>> Begin

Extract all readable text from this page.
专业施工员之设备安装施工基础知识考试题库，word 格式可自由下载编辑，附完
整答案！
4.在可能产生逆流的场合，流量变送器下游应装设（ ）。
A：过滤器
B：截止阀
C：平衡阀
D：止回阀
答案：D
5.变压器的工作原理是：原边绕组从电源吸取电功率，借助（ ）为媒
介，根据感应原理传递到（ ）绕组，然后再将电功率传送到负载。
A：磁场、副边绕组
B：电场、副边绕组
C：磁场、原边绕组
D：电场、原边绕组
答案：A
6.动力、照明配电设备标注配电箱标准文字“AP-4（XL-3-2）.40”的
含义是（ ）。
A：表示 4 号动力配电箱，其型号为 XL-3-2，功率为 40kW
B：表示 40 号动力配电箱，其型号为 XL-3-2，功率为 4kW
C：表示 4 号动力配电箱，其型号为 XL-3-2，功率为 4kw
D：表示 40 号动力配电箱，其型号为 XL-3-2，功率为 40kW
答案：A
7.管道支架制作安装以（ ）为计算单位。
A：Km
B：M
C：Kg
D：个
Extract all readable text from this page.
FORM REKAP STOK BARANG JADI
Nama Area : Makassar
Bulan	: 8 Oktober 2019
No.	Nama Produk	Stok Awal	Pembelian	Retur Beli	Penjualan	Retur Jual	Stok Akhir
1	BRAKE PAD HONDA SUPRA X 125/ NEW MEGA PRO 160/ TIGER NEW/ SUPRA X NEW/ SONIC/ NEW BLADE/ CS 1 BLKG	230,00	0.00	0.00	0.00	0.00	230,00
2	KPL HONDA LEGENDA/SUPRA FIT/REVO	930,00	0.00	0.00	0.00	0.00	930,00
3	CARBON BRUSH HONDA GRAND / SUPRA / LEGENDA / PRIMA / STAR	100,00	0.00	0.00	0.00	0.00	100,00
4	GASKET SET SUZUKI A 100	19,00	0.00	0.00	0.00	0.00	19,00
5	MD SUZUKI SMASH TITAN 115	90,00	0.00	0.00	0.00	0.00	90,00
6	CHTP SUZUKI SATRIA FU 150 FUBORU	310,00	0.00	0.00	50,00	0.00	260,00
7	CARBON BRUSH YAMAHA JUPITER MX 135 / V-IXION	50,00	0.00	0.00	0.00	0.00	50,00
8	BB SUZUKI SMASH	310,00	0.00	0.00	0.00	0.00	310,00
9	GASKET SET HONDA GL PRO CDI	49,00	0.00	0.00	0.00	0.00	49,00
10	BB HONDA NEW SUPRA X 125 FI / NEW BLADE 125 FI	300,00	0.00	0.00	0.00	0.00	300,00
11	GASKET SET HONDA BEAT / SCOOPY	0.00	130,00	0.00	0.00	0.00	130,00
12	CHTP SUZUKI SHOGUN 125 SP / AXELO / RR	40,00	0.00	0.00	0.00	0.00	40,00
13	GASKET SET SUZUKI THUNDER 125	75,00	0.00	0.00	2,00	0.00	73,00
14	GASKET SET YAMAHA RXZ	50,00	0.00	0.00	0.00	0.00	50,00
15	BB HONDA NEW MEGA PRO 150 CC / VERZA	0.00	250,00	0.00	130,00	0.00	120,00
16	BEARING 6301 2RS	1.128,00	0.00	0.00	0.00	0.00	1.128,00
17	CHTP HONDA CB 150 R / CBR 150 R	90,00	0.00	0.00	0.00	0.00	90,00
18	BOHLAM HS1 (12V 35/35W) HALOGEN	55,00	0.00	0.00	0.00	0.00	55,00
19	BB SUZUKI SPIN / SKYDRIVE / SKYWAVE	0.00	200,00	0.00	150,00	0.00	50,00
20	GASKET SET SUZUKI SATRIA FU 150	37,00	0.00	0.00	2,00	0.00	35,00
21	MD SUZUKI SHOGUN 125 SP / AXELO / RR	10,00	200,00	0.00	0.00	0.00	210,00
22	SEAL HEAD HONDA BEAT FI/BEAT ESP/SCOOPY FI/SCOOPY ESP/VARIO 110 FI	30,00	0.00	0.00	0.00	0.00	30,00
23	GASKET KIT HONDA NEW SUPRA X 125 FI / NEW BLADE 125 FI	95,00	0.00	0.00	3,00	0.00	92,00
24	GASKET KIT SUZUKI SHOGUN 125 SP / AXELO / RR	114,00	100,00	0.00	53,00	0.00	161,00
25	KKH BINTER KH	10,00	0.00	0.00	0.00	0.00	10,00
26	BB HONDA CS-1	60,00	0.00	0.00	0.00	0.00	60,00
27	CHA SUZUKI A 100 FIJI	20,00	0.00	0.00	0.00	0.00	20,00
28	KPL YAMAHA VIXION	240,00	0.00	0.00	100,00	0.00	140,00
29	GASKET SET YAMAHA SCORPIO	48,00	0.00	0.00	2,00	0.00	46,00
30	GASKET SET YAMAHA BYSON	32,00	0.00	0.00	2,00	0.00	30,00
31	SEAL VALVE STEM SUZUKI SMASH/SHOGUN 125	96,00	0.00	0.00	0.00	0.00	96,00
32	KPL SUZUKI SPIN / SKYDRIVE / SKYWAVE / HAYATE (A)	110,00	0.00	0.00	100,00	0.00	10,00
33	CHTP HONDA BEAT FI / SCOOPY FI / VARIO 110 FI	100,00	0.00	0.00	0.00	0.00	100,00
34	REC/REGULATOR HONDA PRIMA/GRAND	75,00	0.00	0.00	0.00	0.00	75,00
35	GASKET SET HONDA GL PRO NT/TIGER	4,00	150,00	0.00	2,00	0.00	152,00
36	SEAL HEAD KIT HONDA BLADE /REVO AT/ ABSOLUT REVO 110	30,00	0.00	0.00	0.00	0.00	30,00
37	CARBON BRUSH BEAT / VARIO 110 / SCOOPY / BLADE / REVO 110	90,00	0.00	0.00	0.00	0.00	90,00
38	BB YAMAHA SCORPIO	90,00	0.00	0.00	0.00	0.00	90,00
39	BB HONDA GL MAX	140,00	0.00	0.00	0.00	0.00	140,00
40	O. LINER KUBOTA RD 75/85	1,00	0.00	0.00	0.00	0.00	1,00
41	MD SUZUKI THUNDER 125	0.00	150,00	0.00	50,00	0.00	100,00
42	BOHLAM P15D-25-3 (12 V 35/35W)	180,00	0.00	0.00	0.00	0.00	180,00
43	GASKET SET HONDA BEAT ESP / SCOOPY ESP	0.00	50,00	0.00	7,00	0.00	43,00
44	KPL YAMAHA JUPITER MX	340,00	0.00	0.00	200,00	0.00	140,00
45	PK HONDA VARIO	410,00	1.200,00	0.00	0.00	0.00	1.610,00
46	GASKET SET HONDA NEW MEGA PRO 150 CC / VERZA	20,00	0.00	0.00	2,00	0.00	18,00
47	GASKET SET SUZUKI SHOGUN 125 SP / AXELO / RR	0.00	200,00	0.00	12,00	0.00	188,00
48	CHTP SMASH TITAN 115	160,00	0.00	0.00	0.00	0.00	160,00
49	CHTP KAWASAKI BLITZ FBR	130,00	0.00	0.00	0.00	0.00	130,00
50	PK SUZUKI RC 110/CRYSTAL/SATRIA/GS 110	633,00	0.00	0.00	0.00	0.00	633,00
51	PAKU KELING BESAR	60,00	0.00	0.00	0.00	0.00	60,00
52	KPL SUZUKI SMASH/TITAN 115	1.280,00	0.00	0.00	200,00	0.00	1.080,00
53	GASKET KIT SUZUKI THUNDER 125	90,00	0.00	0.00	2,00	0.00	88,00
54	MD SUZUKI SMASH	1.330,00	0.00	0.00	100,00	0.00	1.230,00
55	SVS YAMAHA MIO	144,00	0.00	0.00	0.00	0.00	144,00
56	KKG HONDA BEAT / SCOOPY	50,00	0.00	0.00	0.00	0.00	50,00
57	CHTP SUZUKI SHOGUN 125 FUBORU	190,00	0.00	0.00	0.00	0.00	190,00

>> End

*Short exercise*. Output the complete data exactly as written.

*Answer to the problem*.
Extract all readable text from this page.
专业施工员之设备安装施工基础知识考试题库，word 格式可自由下载编辑，附完
整答案！
4.在可能产生逆流的场合，流量变送器下游应装设（ ）。
A：过滤器
B：截止阀
C：平衡阀
D：止回阀
答案：D
5.变压器的工作原理是：原边绕组从电源吸取电功率，借助（ ）为媒
介，根据感应原理传递到（ ）绕组，然后再将电功率传送到负载。
A：磁场、副边绕组
B：电场、副边绕组
C：磁场、原边绕组
D：电场、原边绕组
答案：A
6.动力、照明配电设备标注配电箱标准文字“AP-4（XL-3-2）.40”的
含义是（ ）。
A：表示 4 号动力配电箱，其型号为 XL-3-2，功率为 40kW
B：表示 40 号动力配电箱，其型号为 XL-3-2，功率为 4kW
C：表示 4 号动力配电箱，其型号为 XL-3-2，功率为 4kw
D：表示 40 号动力配电箱，其型号为 XL-3-2，功率为 40kW
答案：A
7.管道支架制作安装以（ ）为计算单位。
A：Km
B：M
C：Kg
D：个
Extract all readable text from this page.
FORM REKAP STOK BARANG JADI
Nama Area : Makassar
Bulan	: 8 Oktober 2019
No.	Nama Produk	Stok Awal	Pembelian	Retur Beli	Penjualan	Retur Jual	Stok Akhir
1	BRAKE PAD HONDA SUPRA X 125/ NEW MEGA PRO 160/ TIGER NEW/ SUPRA X NEW/ SONIC/ NEW BLADE/ CS 1 BLKG	230,00	0.00	0.00	0.00	0.00	230,00
2	KPL HONDA LEGENDA/SUPRA FIT/REVO	930,00	0.00	0.00	0.00	0.00	930,00
3	CARBON BRUSH HONDA GRAND / SUPRA / LEGENDA / PRIMA / STAR	100,00	0.00	0.00	0.00	0.00	100,00
4	GASKET SET SUZUKI A 100	19,00	0.00	0.00	0.00	0.00	19,00
5	MD SUZUKI SMASH TITAN 115	90,00	0.00	0.00	0.00	0.00	90,00
6	CHTP SUZUKI SATRIA FU 150 FUBORU	310,00	0.00	0.00	50,00	0.00	260,00
7	CARBON BRUSH YAMAHA JUPITER MX 135 / V-IXION	50,00	0.00	0.00	0.00	0.00	50,00
8	BB SUZUKI SMASH	310,00	0.00	0.00	0.00	0.00	310,00
9	GASKET SET HONDA GL PRO CDI	49,00	0.00	0.00	0.00	0.00	49,00
10	BB HONDA NEW SUPRA X 125 FI / NEW BLADE 125 FI	300,00	0.00	0.00	0.00	0.00	300,00
11	GASKET SET HONDA BEAT / SCOOPY	0.00	130,00	0.00	0.00	0.00	130,00
12	CHTP SUZUKI SHOGUN 125 SP / AXELO / RR	40,00	0.00	0.00	0.00	0.00	40,00
13	GASKET SET SUZUKI THUNDER 125	75,00	0.00	0.00	2,00	0.00	73,00
14	GASKET SET YAMAHA RXZ	50,00	0.00	0.00	0.00	0.00	50,00
15	BB HONDA NEW MEGA PRO 150 CC / VERZA	0.00	250,00	0.00	130,00	0.00	120,00
16	BEARING 6301 2RS	1.128,00	0.00	0.00	0.00	0.00	1.128,00
17	CHTP HONDA CB 150 R / CBR 150 R	90,00	0.00	0.00	0.00	0.00	90,00
18	BOHLAM HS1 (12V 35/35W) HALOGEN	55,00	0.00	0.00	0.00	0.00	55,00
19	BB SUZUKI SPIN / SKYDRIVE / SKYWAVE	0.00	200,00	0.00	150,00	0.00	50,00
20	GASKET SET SUZUKI SATRIA FU 150	37,00	0.00	0.00	2,00	0.00	35,00
21	MD SUZUKI SHOGUN 125 SP / AXELO / RR	10,00	200,00	0.00	0.00	0.00	210,00
22	SEAL HEAD HONDA BEAT FI/BEAT ESP/SCOOPY FI/SCOOPY ESP/VARIO 110 FI	30,00	0.00	0.00	0.00	0.00	30,00
23	GASKET KIT HONDA NEW SUPRA X 125 FI / NEW BLADE 125 FI	95,00	0.00	0.00	3,00	0.00	92,00
24	GASKET KIT SUZUKI SHOGUN 125 SP / AXELO / RR	114,00	100,00	0.00	53,00	0.00	161,00
25	KKH BINTER KH	10,00	0.00	0.00	0.00	0.00	10,00
26	BB HONDA CS-1	60,00	0.00	0.00	0.00	0.00	60,00
27	CHA SUZUKI A 100 FIJI	20,00	0.00	0.00	0.00	0.00	20,00
28	KPL YAMAHA VIXION	240,00	0.00	0.00	100,00	0.00	140,00
29	GASKET SET YAMAHA SCORPIO	48,00	0.00	0.00	2,00	0.00	46,00
30	GASKET SET YAMAHA BYSON	32,00	0.00	0.00	2,00	0.00	30,00
31	SEAL VALVE STEM SUZUKI SMASH/SHOGUN 125	96,00	0.00	0.00	0.00	0.00	96,00
32	KPL SUZUKI SPIN / SKYDRIVE / SKYWAVE / HAYATE (A)	110,00	0.00	0.00	100,00	0.00	10,00
33	CHTP HONDA BEAT FI / SCOOPY FI / VARIO 110 FI	100,00	0.00	0.00	0.00	0.00	100,00
34	REC/REGULATOR HONDA PRIMA/GRAND	75,00	0.00	0.00	0.00	0.00	75,00
35	GASKET SET HONDA GL PRO NT/TIGER	4,00	150,00	0.00	2,00	0.00	152,00
36	SEAL HEAD KIT HONDA BLADE /REVO AT/ ABSOLUT REVO 110	30,00	0.00	0.00	0.00	0.00	30,00
37	CARBON BRUSH BEAT / VARIO 110 / SCOOPY / BLADE / REVO 110	90,00	0.00	0.00	0.00	0.00	90,00
38	BB YAMAHA SCORPIO	90,00	0.00	0.00	0.00	0.00	90,00
39	BB HONDA GL MAX	140,00	0.00	0.00	0.00	0.00	140,00
40	O. LINER KUBOTA RD 75/85	1,00	0.00	0.00	0.00	0.00	1,00
41	MD SUZUKI THUNDER 125	0.00	150,00	0.00	50,00	0.00	100,00
42	BOHLAM P15D-25-3 (12 V 35/35W)	180,00	0.00	0.00	0.00	0.00	180,00
43	GASKET SET HONDA BEAT ESP / SCOOPY ESP	0.00	50,00	0.00	7,00	0.00	43,00
44	KPL YAMAHA JUPITER MX	340,00	0.00	0.00	200,00	0.00	140,00
45	PK HONDA VARIO	410,00	1.200,00	0.00	0.00	0.00	1.610,00
46	GASKET SET HONDA NEW MEGA PRO 150 CC / VERZA	20,00	0.00	0.00	2,00	0.00	18,00
47	GASKET SET SUZUKI SHOGUN 125 SP / AXELO / RR	0.00	200,00	0.00	12,00	0.00	188,00
48	CHTP SMASH TITAN 115	160,00	0.00	0.00	0.00	0.00	160,00
49	CHTP KAWASAKI BLITZ FBR	130,00	0.00	0.00	0.00	0.00	130,00
50	PK SUZUKI RC 110/CRYSTAL/SATRIA/GS 110	633,00	0.00	0.00	0.00	0.00	633,00
51	PAKU KELING BESAR	60,00	0.00	0.00	0.00	0.00	60,00
52	KPL SUZUKI SMASH/TITAN 115	1.280,00	0.00	0.00	200,00	0.00	1.080,00
53	GASKET KIT SUZUKI THUNDER 125	90,00	0.00	0.00	2,00	0.00	88,00
54	MD SUZUKI SMASH	1.330,00	0.00	0.00	100,00	0.00	1.230,00
55	SVS YAMAHA MIO	144,00	0.00	0.00	0.00	0.00	144,00
56	KKG HONDA BEAT / SCOOPY	50,00	0.00	0.00	0.00	0.00	50,00
57	CHTP SUZUKI SHOGUN 125 FUBORU	190,00	0.00	0.00	0.00	0.00	190,00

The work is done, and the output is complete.